## [Instruction]
Update the entries below by replacing every occurrence of "outlier-point" with "outlier-dot", and leave everything else unchanged.

## [Data section]
-.-.-

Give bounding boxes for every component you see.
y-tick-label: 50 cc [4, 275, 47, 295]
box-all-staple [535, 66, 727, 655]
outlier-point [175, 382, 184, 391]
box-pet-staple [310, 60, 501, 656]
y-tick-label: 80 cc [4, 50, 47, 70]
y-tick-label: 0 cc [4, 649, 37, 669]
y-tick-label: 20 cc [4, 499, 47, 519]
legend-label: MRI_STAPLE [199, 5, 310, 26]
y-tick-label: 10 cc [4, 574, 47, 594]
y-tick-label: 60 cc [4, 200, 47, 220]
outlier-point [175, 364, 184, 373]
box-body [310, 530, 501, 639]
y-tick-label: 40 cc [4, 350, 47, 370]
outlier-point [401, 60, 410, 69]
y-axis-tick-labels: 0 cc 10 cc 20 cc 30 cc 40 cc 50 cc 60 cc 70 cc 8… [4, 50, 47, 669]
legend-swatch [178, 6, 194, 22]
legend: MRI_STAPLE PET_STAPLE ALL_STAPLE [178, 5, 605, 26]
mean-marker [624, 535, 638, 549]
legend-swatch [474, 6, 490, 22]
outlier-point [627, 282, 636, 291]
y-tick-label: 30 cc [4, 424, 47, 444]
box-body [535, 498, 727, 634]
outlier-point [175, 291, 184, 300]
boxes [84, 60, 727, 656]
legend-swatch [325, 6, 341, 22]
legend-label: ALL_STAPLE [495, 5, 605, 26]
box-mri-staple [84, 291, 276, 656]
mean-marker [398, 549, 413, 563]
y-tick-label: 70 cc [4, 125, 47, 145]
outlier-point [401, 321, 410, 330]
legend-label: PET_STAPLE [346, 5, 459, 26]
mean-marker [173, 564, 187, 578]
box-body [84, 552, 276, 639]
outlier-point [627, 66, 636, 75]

-.-.-

## [Exercise response]
Give bounding boxes for every component you see.
y-tick-label: 50 cc [4, 275, 47, 295]
box-all-staple [535, 66, 727, 655]
outlier-dot [175, 382, 184, 391]
box-pet-staple [310, 60, 501, 656]
y-tick-label: 80 cc [4, 50, 47, 70]
y-tick-label: 0 cc [4, 649, 37, 669]
y-tick-label: 20 cc [4, 499, 47, 519]
legend-label: MRI_STAPLE [199, 5, 310, 26]
y-tick-label: 10 cc [4, 574, 47, 594]
y-tick-label: 60 cc [4, 200, 47, 220]
outlier-dot [175, 364, 184, 373]
box-body [310, 530, 501, 639]
y-tick-label: 40 cc [4, 350, 47, 370]
outlier-dot [401, 60, 410, 69]
y-axis-tick-labels: 0 cc 10 cc 20 cc 30 cc 40 cc 50 cc 60 cc 70 cc 8… [4, 50, 47, 669]
legend-swatch [178, 6, 194, 22]
legend: MRI_STAPLE PET_STAPLE ALL_STAPLE [178, 5, 605, 26]
mean-marker [624, 535, 638, 549]
legend-swatch [474, 6, 490, 22]
outlier-dot [627, 282, 636, 291]
y-tick-label: 30 cc [4, 424, 47, 444]
box-body [535, 498, 727, 634]
outlier-dot [175, 291, 184, 300]
boxes [84, 60, 727, 656]
legend-swatch [325, 6, 341, 22]
legend-label: ALL_STAPLE [495, 5, 605, 26]
box-mri-staple [84, 291, 276, 656]
mean-marker [398, 549, 413, 563]
y-tick-label: 70 cc [4, 125, 47, 145]
outlier-dot [401, 321, 410, 330]
legend-label: PET_STAPLE [346, 5, 459, 26]
mean-marker [173, 564, 187, 578]
box-body [84, 552, 276, 639]
outlier-dot [627, 66, 636, 75]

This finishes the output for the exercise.